Given records
* * * * *
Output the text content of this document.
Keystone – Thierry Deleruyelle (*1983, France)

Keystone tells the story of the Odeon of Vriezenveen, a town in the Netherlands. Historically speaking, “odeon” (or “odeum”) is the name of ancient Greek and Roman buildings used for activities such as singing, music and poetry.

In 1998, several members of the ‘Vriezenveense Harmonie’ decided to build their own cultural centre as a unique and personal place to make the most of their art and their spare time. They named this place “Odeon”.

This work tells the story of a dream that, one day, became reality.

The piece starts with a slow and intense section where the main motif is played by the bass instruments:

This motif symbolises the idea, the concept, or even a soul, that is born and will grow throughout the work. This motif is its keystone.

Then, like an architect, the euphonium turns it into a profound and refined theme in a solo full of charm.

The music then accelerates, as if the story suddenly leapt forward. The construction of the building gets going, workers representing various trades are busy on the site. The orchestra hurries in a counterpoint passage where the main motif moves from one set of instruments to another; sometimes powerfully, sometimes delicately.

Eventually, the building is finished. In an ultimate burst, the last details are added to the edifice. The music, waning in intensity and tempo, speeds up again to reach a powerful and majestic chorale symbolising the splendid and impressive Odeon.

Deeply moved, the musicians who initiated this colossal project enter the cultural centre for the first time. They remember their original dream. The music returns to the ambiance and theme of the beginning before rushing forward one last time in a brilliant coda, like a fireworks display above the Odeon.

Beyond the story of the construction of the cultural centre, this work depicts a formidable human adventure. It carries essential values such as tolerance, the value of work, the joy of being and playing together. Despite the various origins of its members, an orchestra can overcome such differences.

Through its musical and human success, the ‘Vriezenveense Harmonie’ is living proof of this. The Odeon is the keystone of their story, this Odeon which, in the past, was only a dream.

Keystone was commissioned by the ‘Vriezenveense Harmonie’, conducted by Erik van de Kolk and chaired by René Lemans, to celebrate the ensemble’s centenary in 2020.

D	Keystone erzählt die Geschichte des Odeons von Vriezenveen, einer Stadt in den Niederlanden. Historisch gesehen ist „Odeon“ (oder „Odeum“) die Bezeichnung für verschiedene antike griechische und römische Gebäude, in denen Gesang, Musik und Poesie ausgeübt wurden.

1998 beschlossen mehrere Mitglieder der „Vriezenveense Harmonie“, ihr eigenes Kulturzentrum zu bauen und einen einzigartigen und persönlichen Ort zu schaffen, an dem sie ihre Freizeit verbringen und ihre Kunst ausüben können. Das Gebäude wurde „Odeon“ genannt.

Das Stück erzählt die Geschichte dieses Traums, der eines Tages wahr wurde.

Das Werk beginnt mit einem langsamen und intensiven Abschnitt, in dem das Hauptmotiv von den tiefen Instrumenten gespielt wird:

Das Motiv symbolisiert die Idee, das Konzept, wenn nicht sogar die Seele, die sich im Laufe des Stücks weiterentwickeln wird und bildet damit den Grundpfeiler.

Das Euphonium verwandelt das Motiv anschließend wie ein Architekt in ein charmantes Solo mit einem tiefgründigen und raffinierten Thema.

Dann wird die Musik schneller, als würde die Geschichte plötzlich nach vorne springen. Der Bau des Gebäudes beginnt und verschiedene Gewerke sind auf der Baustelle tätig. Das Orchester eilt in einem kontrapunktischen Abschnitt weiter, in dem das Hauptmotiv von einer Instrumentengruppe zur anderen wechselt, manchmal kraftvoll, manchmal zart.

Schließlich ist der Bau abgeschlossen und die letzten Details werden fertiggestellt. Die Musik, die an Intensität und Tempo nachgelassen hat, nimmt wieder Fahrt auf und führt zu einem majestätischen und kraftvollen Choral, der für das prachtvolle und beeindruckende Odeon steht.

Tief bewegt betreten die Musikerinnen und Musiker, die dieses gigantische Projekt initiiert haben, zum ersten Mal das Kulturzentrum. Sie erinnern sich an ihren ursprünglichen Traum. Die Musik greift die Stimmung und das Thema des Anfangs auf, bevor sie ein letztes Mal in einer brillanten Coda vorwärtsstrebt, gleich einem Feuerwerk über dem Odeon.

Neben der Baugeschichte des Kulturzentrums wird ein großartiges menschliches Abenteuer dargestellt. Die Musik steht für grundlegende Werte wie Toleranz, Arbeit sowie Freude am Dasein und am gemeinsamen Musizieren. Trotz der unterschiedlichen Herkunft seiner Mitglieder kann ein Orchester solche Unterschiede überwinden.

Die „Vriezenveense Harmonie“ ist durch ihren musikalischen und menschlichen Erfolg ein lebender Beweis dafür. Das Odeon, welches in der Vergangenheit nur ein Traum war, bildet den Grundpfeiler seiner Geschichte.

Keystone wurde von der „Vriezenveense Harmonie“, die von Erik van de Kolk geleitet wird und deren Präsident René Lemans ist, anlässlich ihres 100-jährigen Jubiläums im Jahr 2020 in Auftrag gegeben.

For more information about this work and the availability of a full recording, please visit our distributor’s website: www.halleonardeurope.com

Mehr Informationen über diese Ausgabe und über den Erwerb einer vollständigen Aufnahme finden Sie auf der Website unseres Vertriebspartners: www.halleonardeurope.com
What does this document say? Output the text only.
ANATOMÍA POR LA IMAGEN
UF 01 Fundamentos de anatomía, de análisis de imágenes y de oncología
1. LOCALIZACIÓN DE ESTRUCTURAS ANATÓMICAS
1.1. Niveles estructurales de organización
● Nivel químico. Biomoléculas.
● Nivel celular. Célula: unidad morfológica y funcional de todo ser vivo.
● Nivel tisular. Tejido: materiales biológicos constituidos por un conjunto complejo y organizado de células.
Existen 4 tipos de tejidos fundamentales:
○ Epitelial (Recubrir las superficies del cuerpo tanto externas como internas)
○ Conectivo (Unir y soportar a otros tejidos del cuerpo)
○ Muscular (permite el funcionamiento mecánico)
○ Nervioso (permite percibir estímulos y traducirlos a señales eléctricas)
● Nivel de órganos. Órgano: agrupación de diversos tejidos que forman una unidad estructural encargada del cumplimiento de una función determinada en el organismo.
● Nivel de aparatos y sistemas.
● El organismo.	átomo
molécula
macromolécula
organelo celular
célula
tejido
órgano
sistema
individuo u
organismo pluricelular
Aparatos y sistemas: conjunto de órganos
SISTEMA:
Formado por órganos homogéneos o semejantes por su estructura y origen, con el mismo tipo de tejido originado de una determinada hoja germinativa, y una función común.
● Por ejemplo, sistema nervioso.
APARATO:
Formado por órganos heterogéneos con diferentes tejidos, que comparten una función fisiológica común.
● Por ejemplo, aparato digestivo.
* * * * *
Problem
Now output the listing above, exactly as it appears.

Completed task
Output the text content of this document.
Keystone – Thierry Deleruyelle (*1983, France)

Keystone tells the story of the Odeon of Vriezenveen, a town in the Netherlands. Historically speaking, “odeon” (or “odeum”) is the name of ancient Greek and Roman buildings used for activities such as singing, music and poetry.

In 1998, several members of the ‘Vriezenveense Harmonie’ decided to build their own cultural centre as a unique and personal place to make the most of their art and their spare time. They named this place “Odeon”.

This work tells the story of a dream that, one day, became reality.

The piece starts with a slow and intense section where the main motif is played by the bass instruments:

This motif symbolises the idea, the concept, or even a soul, that is born and will grow throughout the work. This motif is its keystone.

Then, like an architect, the euphonium turns it into a profound and refined theme in a solo full of charm.

The music then accelerates, as if the story suddenly leapt forward. The construction of the building gets going, workers representing various trades are busy on the site. The orchestra hurries in a counterpoint passage where the main motif moves from one set of instruments to another; sometimes powerfully, sometimes delicately.

Eventually, the building is finished. In an ultimate burst, the last details are added to the edifice. The music, waning in intensity and tempo, speeds up again to reach a powerful and majestic chorale symbolising the splendid and impressive Odeon.

Deeply moved, the musicians who initiated this colossal project enter the cultural centre for the first time. They remember their original dream. The music returns to the ambiance and theme of the beginning before rushing forward one last time in a brilliant coda, like a fireworks display above the Odeon.

Beyond the story of the construction of the cultural centre, this work depicts a formidable human adventure. It carries essential values such as tolerance, the value of work, the joy of being and playing together. Despite the various origins of its members, an orchestra can overcome such differences.

Through its musical and human success, the ‘Vriezenveense Harmonie’ is living proof of this. The Odeon is the keystone of their story, this Odeon which, in the past, was only a dream.

Keystone was commissioned by the ‘Vriezenveense Harmonie’, conducted by Erik van de Kolk and chaired by René Lemans, to celebrate the ensemble’s centenary in 2020.

D	Keystone erzählt die Geschichte des Odeons von Vriezenveen, einer Stadt in den Niederlanden. Historisch gesehen ist „Odeon“ (oder „Odeum“) die Bezeichnung für verschiedene antike griechische und römische Gebäude, in denen Gesang, Musik und Poesie ausgeübt wurden.

1998 beschlossen mehrere Mitglieder der „Vriezenveense Harmonie“, ihr eigenes Kulturzentrum zu bauen und einen einzigartigen und persönlichen Ort zu schaffen, an dem sie ihre Freizeit verbringen und ihre Kunst ausüben können. Das Gebäude wurde „Odeon“ genannt.

Das Stück erzählt die Geschichte dieses Traums, der eines Tages wahr wurde.

Das Werk beginnt mit einem langsamen und intensiven Abschnitt, in dem das Hauptmotiv von den tiefen Instrumenten gespielt wird:

Das Motiv symbolisiert die Idee, das Konzept, wenn nicht sogar die Seele, die sich im Laufe des Stücks weiterentwickeln wird und bildet damit den Grundpfeiler.

Das Euphonium verwandelt das Motiv anschließend wie ein Architekt in ein charmantes Solo mit einem tiefgründigen und raffinierten Thema.

Dann wird die Musik schneller, als würde die Geschichte plötzlich nach vorne springen. Der Bau des Gebäudes beginnt und verschiedene Gewerke sind auf der Baustelle tätig. Das Orchester eilt in einem kontrapunktischen Abschnitt weiter, in dem das Hauptmotiv von einer Instrumentengruppe zur anderen wechselt, manchmal kraftvoll, manchmal zart.

Schließlich ist der Bau abgeschlossen und die letzten Details werden fertiggestellt. Die Musik, die an Intensität und Tempo nachgelassen hat, nimmt wieder Fahrt auf und führt zu einem majestätischen und kraftvollen Choral, der für das prachtvolle und beeindruckende Odeon steht.

Tief bewegt betreten die Musikerinnen und Musiker, die dieses gigantische Projekt initiiert haben, zum ersten Mal das Kulturzentrum. Sie erinnern sich an ihren ursprünglichen Traum. Die Musik greift die Stimmung und das Thema des Anfangs auf, bevor sie ein letztes Mal in einer brillanten Coda vorwärtsstrebt, gleich einem Feuerwerk über dem Odeon.

Neben der Baugeschichte des Kulturzentrums wird ein großartiges menschliches Abenteuer dargestellt. Die Musik steht für grundlegende Werte wie Toleranz, Arbeit sowie Freude am Dasein und am gemeinsamen Musizieren. Trotz der unterschiedlichen Herkunft seiner Mitglieder kann ein Orchester solche Unterschiede überwinden.

Die „Vriezenveense Harmonie“ ist durch ihren musikalischen und menschlichen Erfolg ein lebender Beweis dafür. Das Odeon, welches in der Vergangenheit nur ein Traum war, bildet den Grundpfeiler seiner Geschichte.

Keystone wurde von der „Vriezenveense Harmonie“, die von Erik van de Kolk geleitet wird und deren Präsident René Lemans ist, anlässlich ihres 100-jährigen Jubiläums im Jahr 2020 in Auftrag gegeben.

For more information about this work and the availability of a full recording, please visit our distributor’s website: www.halleonardeurope.com

Mehr Informationen über diese Ausgabe und über den Erwerb einer vollständigen Aufnahme finden Sie auf der Website unseres Vertriebspartners: www.halleonardeurope.com
What does this document say? Output the text only.
ANATOMÍA POR LA IMAGEN
UF 01 Fundamentos de anatomía, de análisis de imágenes y de oncología
1. LOCALIZACIÓN DE ESTRUCTURAS ANATÓMICAS
1.1. Niveles estructurales de organización
● Nivel químico. Biomoléculas.
● Nivel celular. Célula: unidad morfológica y funcional de todo ser vivo.
● Nivel tisular. Tejido: materiales biológicos constituidos por un conjunto complejo y organizado de células.
Existen 4 tipos de tejidos fundamentales:
○ Epitelial (Recubrir las superficies del cuerpo tanto externas como internas)
○ Conectivo (Unir y soportar a otros tejidos del cuerpo)
○ Muscular (permite el funcionamiento mecánico)
○ Nervioso (permite percibir estímulos y traducirlos a señales eléctricas)
● Nivel de órganos. Órgano: agrupación de diversos tejidos que forman una unidad estructural encargada del cumplimiento de una función determinada en el organismo.
● Nivel de aparatos y sistemas.
● El organismo.	átomo
molécula
macromolécula
organelo celular
célula
tejido
órgano
sistema
individuo u
organismo pluricelular
Aparatos y sistemas: conjunto de órganos
SISTEMA:
Formado por órganos homogéneos o semejantes por su estructura y origen, con el mismo tipo de tejido originado de una determinada hoja germinativa, y una función común.
● Por ejemplo, sistema nervioso.
APARATO:
Formado por órganos heterogéneos con diferentes tejidos, que comparten una función fisiológica común.
● Por ejemplo, aparato digestivo.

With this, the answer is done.